- Prompt:
Below are the records; locate each line with the word "name" and copy it.

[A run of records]
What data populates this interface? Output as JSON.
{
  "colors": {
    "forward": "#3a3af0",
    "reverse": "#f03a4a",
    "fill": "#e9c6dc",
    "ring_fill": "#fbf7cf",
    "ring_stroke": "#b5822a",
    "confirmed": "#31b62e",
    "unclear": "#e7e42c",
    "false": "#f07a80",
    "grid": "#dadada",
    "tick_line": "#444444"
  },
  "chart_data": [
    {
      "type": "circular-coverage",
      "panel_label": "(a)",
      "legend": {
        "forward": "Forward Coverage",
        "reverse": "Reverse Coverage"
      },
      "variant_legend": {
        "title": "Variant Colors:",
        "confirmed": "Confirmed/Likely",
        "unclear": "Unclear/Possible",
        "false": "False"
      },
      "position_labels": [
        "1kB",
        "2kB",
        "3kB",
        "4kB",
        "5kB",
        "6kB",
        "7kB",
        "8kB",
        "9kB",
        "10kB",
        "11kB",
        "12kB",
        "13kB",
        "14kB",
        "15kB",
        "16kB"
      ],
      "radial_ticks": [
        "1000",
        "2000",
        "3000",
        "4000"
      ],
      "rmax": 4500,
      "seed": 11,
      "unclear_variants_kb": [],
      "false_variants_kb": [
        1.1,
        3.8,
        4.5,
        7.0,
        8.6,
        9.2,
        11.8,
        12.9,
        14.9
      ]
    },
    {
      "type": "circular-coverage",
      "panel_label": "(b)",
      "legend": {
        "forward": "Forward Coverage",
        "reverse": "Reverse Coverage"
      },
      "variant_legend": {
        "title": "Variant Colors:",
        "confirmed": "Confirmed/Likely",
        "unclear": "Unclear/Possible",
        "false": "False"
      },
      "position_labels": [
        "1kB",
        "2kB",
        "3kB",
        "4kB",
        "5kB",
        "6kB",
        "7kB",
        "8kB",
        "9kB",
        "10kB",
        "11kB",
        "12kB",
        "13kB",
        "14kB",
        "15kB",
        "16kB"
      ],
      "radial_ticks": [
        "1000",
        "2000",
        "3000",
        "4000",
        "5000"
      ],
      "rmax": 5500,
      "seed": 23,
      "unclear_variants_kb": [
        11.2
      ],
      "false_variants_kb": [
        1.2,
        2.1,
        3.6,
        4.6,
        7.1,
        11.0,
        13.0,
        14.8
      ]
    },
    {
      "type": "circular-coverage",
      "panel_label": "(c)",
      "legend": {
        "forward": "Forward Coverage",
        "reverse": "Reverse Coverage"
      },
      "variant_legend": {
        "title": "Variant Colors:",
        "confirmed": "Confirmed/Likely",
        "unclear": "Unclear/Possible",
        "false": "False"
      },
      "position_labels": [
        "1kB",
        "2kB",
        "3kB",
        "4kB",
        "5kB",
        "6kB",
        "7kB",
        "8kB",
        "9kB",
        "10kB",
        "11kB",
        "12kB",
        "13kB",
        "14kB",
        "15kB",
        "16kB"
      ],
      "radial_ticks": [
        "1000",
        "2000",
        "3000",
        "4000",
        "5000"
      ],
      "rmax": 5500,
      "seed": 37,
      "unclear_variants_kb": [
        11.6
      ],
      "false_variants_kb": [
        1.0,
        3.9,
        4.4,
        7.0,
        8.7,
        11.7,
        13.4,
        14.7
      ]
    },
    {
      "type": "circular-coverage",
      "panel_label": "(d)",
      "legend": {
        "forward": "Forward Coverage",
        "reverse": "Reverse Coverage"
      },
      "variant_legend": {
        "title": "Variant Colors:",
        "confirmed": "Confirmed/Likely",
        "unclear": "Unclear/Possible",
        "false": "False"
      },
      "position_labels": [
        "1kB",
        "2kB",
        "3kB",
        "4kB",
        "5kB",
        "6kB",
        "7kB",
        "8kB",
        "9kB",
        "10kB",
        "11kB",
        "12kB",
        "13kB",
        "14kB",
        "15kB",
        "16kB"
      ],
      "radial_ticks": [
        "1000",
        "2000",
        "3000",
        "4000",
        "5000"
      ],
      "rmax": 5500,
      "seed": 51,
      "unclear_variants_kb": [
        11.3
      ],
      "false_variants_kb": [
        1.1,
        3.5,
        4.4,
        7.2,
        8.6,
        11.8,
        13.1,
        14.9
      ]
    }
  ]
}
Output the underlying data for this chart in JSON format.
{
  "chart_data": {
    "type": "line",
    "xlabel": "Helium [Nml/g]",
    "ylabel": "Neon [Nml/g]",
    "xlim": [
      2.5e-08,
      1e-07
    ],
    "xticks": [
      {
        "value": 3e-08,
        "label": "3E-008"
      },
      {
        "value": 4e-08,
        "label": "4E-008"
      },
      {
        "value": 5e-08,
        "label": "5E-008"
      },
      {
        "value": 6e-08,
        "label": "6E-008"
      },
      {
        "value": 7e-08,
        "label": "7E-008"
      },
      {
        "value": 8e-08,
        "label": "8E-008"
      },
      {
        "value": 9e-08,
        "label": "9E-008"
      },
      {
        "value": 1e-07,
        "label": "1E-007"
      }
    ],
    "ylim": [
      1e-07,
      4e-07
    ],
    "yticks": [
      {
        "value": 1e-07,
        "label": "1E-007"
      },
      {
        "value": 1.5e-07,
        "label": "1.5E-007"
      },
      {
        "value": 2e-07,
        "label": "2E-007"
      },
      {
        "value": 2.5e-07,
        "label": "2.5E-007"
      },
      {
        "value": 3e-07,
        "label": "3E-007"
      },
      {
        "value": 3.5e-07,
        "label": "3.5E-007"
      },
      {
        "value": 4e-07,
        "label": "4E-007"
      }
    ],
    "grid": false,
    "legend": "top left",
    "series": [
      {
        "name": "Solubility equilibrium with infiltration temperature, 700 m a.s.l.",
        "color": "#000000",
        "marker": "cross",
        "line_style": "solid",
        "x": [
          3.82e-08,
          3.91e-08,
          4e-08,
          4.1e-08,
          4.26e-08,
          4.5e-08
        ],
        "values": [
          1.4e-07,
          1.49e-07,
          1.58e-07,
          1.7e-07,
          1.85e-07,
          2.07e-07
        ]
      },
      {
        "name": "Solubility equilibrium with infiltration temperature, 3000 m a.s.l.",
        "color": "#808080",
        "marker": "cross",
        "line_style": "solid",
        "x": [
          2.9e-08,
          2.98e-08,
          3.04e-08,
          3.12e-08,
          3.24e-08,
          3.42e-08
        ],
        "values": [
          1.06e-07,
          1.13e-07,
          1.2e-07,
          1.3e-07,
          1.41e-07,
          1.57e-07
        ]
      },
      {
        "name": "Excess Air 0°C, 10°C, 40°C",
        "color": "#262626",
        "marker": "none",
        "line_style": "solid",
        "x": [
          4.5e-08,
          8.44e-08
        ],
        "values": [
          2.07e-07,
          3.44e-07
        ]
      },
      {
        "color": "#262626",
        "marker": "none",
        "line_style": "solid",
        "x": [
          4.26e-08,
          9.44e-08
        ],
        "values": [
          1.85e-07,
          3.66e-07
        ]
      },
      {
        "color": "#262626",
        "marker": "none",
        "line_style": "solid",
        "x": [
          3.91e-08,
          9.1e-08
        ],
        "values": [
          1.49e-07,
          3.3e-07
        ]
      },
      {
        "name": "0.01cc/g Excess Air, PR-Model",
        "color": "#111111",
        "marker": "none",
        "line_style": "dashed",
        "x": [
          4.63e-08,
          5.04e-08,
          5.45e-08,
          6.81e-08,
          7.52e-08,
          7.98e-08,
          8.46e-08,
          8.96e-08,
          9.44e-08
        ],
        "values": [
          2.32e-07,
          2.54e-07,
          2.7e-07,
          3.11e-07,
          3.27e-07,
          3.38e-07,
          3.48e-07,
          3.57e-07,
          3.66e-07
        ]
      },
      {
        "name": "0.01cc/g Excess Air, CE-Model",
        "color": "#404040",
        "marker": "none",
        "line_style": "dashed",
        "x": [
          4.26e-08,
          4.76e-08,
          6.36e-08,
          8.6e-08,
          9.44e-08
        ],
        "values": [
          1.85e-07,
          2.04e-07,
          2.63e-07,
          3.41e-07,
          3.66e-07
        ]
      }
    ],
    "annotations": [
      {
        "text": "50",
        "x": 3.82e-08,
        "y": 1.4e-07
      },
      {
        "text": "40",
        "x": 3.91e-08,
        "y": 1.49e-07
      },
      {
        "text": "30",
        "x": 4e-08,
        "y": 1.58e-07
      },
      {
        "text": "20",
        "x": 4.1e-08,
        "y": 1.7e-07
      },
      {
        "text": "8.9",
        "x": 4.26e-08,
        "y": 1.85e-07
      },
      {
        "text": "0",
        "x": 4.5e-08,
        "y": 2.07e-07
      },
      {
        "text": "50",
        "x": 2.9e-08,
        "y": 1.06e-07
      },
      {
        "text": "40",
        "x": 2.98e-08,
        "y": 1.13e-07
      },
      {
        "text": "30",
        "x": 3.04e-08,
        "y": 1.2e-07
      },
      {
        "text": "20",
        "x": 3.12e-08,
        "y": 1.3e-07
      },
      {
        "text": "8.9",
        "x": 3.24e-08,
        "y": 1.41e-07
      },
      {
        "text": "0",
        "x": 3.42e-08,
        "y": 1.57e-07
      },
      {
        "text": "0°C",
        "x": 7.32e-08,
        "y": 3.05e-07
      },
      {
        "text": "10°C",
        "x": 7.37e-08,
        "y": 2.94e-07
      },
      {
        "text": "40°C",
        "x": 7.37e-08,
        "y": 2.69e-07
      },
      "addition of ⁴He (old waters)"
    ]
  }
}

- Full response:
        "name": "Solubility equilibrium with infiltration temperature, 700 m a.s.l.",
        "name": "Solubility equilibrium with infiltration temperature, 3000 m a.s.l.",
        "name": "Excess Air 0°C, 10°C, 40°C",
        "name": "0.01cc/g Excess Air, PR-Model",
        "name": "0.01cc/g Excess Air, CE-Model",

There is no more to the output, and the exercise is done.